> _WORK TO BE COMPLETED_: According to the text on lasting powers of attorney, how many people have registered a lasting power of attorney with the OPG since the government took the application process online?

> _PAGE TEXT_:
Likewise, when Mum asked you to sign a POA document 20 year ago, there is little awareness at the time of the weight it carries. When it is needed, a family member should "seek new advice and guidance on what the current law is and what they can do based on the circumstances now," Greig said.

A push to digital

Since the government took the LPA application process online in 2013 as an alternative to a paper-based system, more than 2.6 million people have registered a lasting power of attorney with the OPG. 

It might be more convenient and cheaper to go online, said Greig, but she argued that people filling out online forms meant they they are not seeking advice about what powers they should or shouldn’t have or who they should appoint.

The decision to allow a person to fill out the entire application online just short of signature, with no legal oversight, has fomented debate among legal advisors and elder advocates about how much digital expediency has come at the cost of financial fraud and abuse.

In 2017, the Financial Conduct Authority pushed online LPAs a step further, calling for an “end-to-end digital system” that would allow documents to be filled out and registered completely online on someone else’s behalf without a “wet signature”.

> _LISTED ENTRIES_:
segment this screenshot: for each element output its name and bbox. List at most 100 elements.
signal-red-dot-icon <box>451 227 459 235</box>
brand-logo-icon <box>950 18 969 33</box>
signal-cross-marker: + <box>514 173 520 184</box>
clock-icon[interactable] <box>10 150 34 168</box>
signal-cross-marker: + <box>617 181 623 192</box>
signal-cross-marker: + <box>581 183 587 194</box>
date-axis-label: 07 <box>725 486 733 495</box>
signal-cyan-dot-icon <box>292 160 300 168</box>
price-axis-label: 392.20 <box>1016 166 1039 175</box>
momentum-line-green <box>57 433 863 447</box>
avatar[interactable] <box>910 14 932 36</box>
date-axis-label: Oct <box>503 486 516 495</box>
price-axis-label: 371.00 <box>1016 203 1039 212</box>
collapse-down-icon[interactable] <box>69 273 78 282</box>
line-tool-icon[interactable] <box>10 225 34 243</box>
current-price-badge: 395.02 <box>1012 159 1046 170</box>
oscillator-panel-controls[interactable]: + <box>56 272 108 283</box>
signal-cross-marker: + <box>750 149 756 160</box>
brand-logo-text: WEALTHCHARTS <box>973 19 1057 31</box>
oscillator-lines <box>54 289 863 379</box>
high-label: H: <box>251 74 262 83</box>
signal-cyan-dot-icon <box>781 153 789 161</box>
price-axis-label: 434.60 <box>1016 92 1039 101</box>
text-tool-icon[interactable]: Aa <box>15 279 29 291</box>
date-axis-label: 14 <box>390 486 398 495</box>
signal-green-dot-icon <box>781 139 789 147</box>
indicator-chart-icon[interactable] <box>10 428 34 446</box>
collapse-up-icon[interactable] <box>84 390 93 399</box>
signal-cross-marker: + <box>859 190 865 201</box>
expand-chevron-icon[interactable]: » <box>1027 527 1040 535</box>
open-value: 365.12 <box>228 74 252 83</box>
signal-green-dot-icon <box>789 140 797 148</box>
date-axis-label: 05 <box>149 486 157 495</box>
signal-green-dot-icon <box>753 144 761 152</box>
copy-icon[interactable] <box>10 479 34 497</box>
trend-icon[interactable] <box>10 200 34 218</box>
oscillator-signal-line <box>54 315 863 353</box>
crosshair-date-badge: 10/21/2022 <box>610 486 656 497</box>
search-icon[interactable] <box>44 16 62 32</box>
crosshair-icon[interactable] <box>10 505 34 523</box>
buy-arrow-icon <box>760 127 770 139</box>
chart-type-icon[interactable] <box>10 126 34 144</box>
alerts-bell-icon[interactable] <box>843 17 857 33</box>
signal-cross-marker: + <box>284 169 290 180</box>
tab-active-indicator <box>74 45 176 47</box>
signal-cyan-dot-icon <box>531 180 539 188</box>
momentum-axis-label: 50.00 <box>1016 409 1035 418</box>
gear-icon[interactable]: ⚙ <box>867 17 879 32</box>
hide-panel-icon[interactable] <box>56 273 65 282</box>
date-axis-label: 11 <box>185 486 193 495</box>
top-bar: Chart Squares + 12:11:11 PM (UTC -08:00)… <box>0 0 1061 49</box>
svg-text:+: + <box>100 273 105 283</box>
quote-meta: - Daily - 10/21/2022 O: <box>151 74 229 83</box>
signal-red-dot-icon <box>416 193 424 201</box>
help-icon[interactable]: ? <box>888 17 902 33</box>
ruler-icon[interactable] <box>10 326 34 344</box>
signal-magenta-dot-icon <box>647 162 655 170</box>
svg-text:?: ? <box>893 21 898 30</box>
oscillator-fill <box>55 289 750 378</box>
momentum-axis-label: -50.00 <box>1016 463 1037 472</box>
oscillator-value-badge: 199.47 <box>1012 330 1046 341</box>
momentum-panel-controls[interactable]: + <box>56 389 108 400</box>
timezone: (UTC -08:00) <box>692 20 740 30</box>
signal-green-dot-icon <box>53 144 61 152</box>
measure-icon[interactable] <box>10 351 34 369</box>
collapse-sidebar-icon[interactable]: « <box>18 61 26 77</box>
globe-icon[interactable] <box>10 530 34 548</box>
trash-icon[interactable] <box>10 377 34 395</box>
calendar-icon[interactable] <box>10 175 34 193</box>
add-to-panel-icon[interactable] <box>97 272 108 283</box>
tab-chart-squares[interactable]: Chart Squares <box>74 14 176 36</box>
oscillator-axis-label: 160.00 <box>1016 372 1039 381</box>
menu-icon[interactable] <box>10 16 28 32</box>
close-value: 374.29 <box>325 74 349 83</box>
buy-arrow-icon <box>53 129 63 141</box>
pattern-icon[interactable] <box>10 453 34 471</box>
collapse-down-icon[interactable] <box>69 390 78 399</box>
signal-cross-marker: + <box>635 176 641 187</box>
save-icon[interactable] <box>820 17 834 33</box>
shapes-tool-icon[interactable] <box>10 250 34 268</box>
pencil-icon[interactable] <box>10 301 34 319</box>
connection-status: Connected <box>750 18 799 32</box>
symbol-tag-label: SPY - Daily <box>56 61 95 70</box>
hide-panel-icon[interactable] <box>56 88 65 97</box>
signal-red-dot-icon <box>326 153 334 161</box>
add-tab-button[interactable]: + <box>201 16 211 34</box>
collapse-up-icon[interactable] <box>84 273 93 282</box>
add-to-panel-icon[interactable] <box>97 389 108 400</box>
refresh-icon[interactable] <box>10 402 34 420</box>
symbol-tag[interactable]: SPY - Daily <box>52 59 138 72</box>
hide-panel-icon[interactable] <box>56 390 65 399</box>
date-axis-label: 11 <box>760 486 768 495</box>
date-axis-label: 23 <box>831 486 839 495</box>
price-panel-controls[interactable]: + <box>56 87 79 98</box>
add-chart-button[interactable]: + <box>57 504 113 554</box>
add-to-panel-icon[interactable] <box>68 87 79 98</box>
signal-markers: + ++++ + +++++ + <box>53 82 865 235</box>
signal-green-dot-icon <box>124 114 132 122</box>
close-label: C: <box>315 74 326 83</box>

> _RESULT OF THIS EXERCISE_: More than 2.6 million people.